> WRITTEN TASK
Present each line of the entries below that holds the word "вдоль".

===== STORED ROWS

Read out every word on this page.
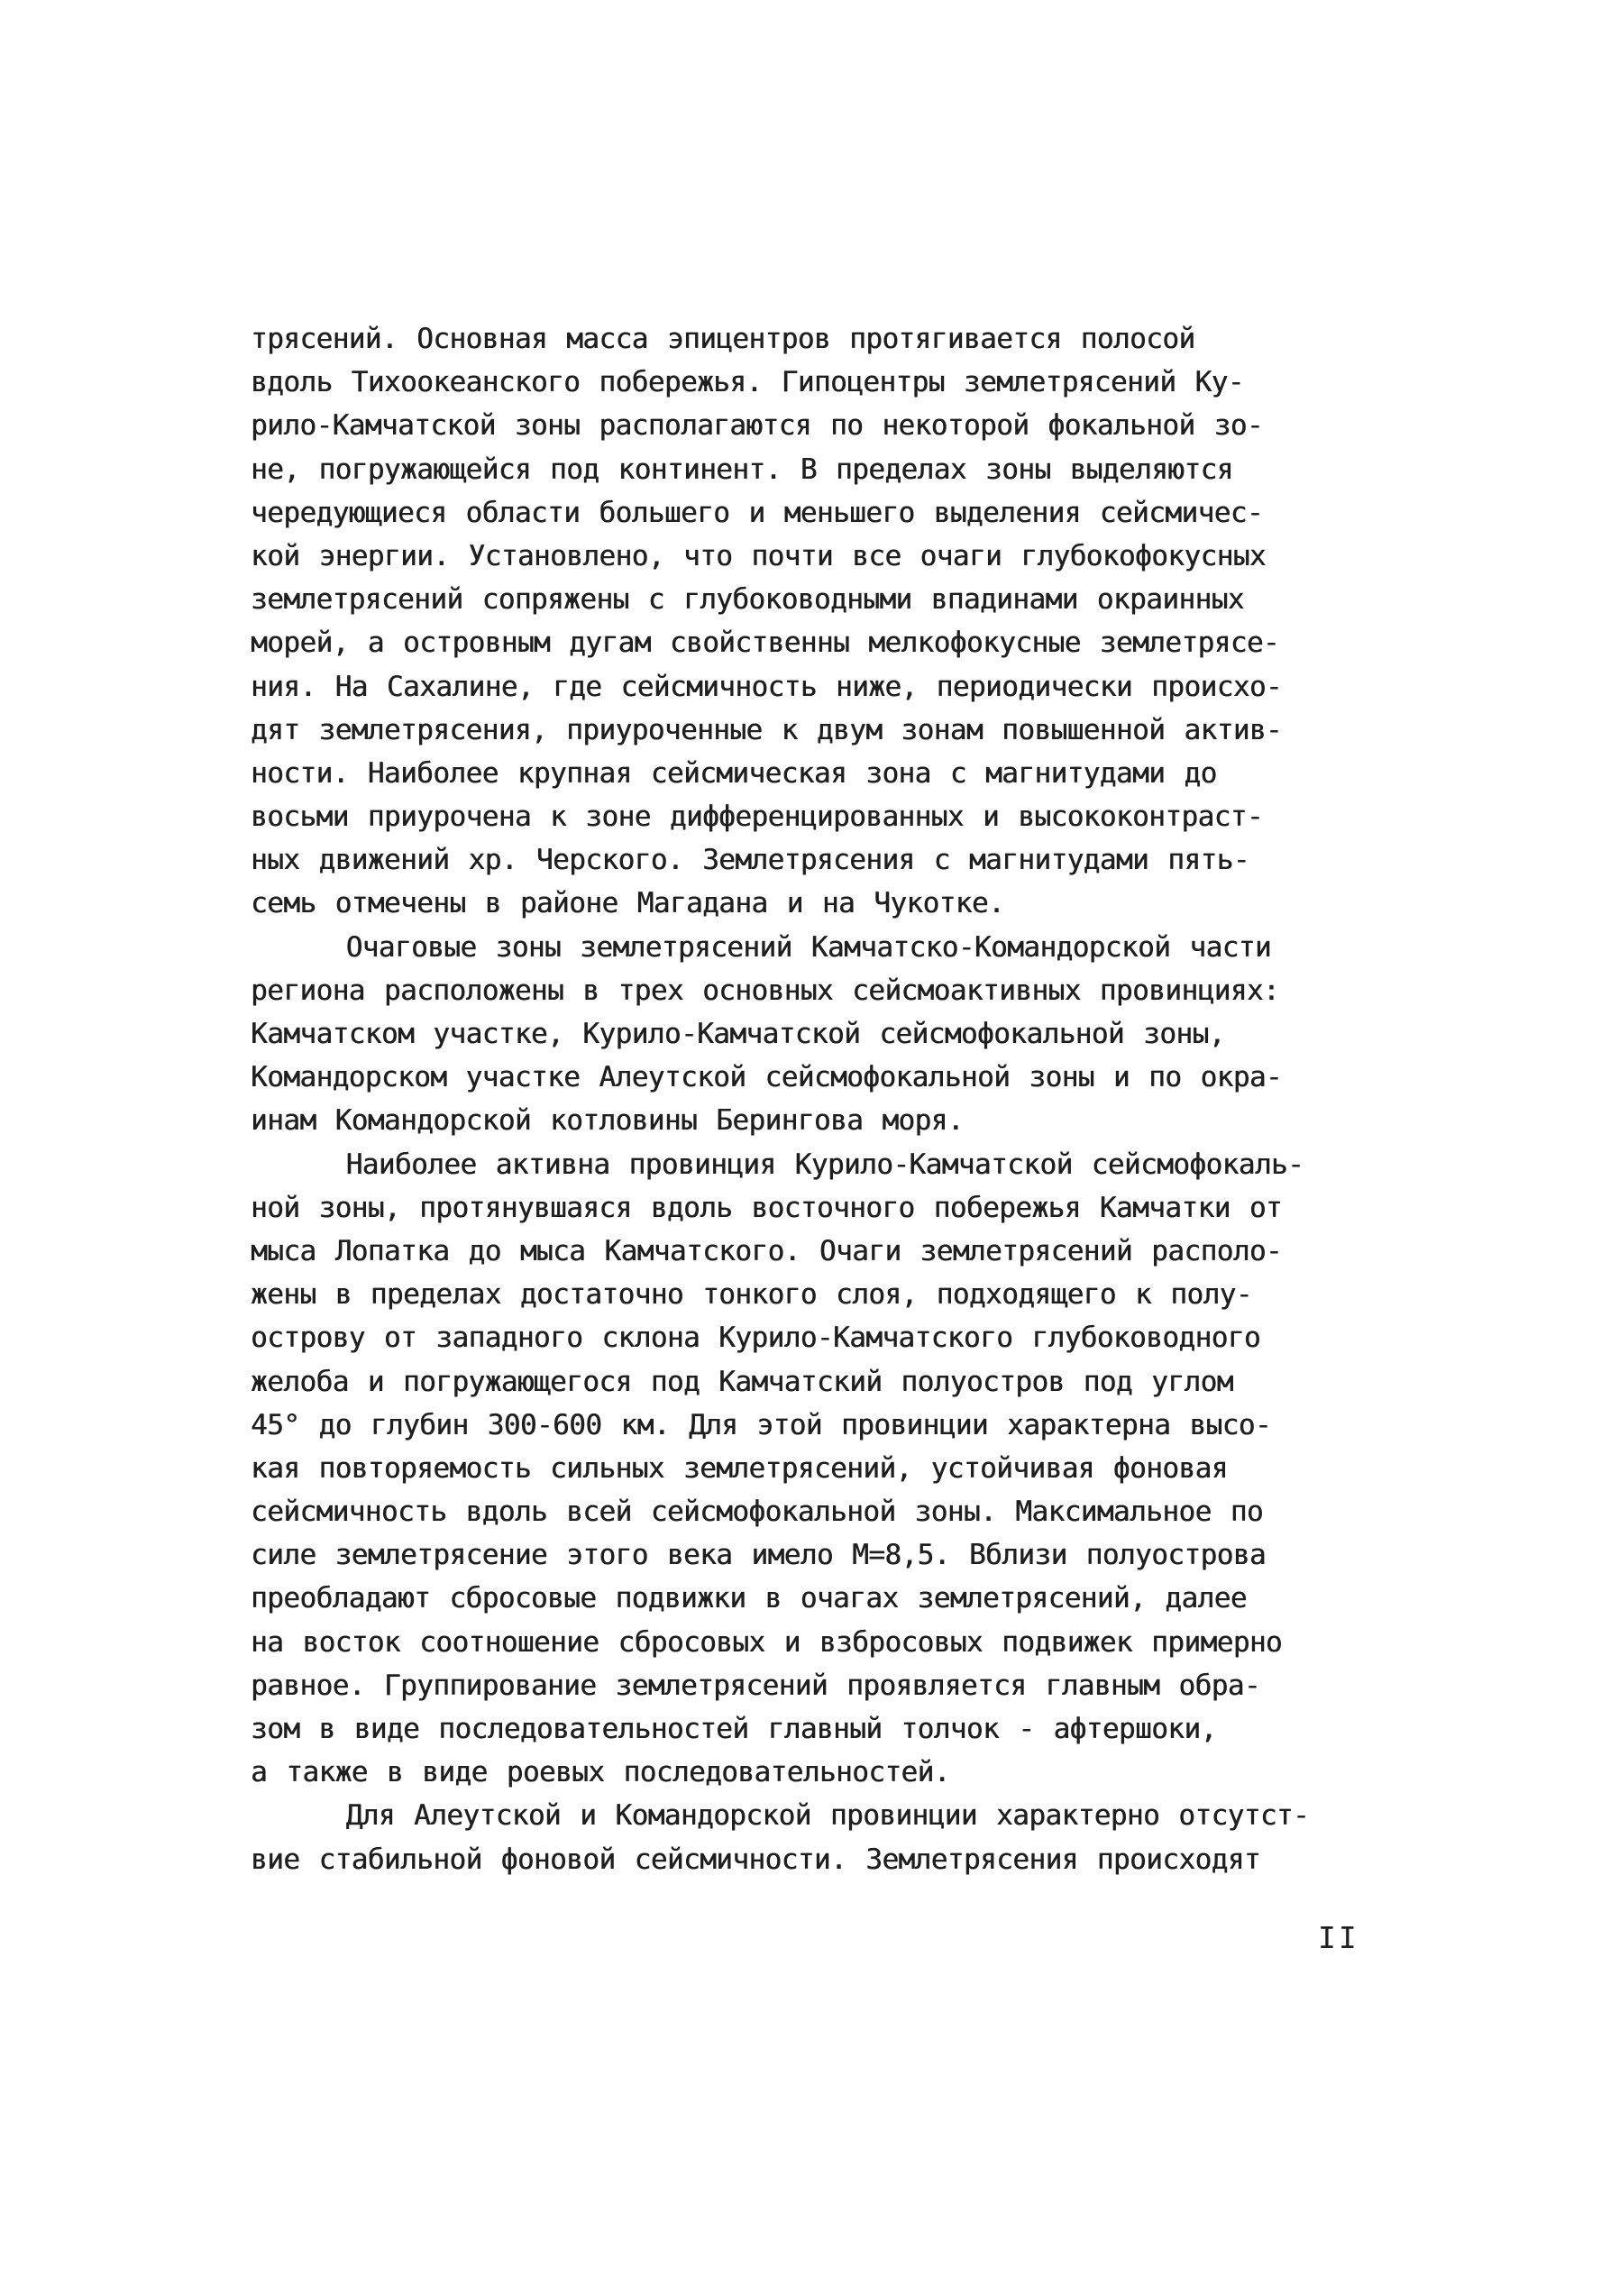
трясений. Основная масса эпицентров протягивается полосой
вдоль Тихоокеанского побережья. Гипоцентры землетрясений Ку-
рило-Камчатской зоны располагаются по некоторой фокальной зо-
не, погружающейся под континент. В пределах зоны выделяются
чередующиеся области большего и меньшего выделения сейсмичес-
кой энергии. Установлено, что почти все очаги глубокофокусных
землетрясений сопряжены с глубоководными впадинами окраинных
морей, а островным дугам свойственны мелкофокусные землетрясе-
ния. На Сахалине, где сейсмичность ниже, периодически происхо-
дят землетрясения, приуроченные к двум зонам повышенной актив-
ности. Наиболее крупная сейсмическая зона с магнитудами до
восьми приурочена к зоне дифференцированных и высококонтраст-
ных движений хр. Черского. Землетрясения с магнитудами пять-
семь отмечены в районе Магадана и на Чукотке.
Очаговые зоны землетрясений Камчатско-Командорской части
региона расположены в трех основных сейсмоактивных провинциях:
Камчатском участке, Курило-Камчатской сейсмофокальной зоны,
Командорском участке Алеутской сейсмофокальной зоны и по окра-
инам Командорской котловины Берингова моря.
Наиболее активна провинция Курило-Камчатской сейсмофокаль-
ной зоны, протянувшаяся вдоль восточного побережья Камчатки от
мыса Лопатка до мыса Камчатского. Очаги землетрясений располо-
жены в пределах достаточно тонкого слоя, подходящего к полу-
острову от западного склона Курило-Камчатского глубоководного
желоба и погружающегося под Камчатский полуостров под углом
45° до глубин 300-600 км. Для этой провинции характерна высо-
кая повторяемость сильных землетрясений, устойчивая фоновая
сейсмичность вдоль всей сейсмофокальной зоны. Максимальное по
силе землетрясение этого века имело М=8,5. Вблизи полуострова
преобладают сбросовые подвижки в очагах землетрясений, далее
на восток соотношение сбросовых и взбросовых подвижек примерно
равное. Группирование землетрясений проявляется главным обра-
зом в виде последовательностей главный толчок - афтершоки,
а также в виде роевых последовательностей.
Для Алеутской и Командорской провинции характерно отсутст-
вие стабильной фоновой сейсмичности. Землетрясения происходят
II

==========

> THE REPLY
вдоль Тихоокеанского побережья. Гипоцентры землетрясений Ку-
ной зоны, протянувшаяся вдоль восточного побережья Камчатки от
сейсмичность вдоль всей сейсмофокальной зоны. Максимальное по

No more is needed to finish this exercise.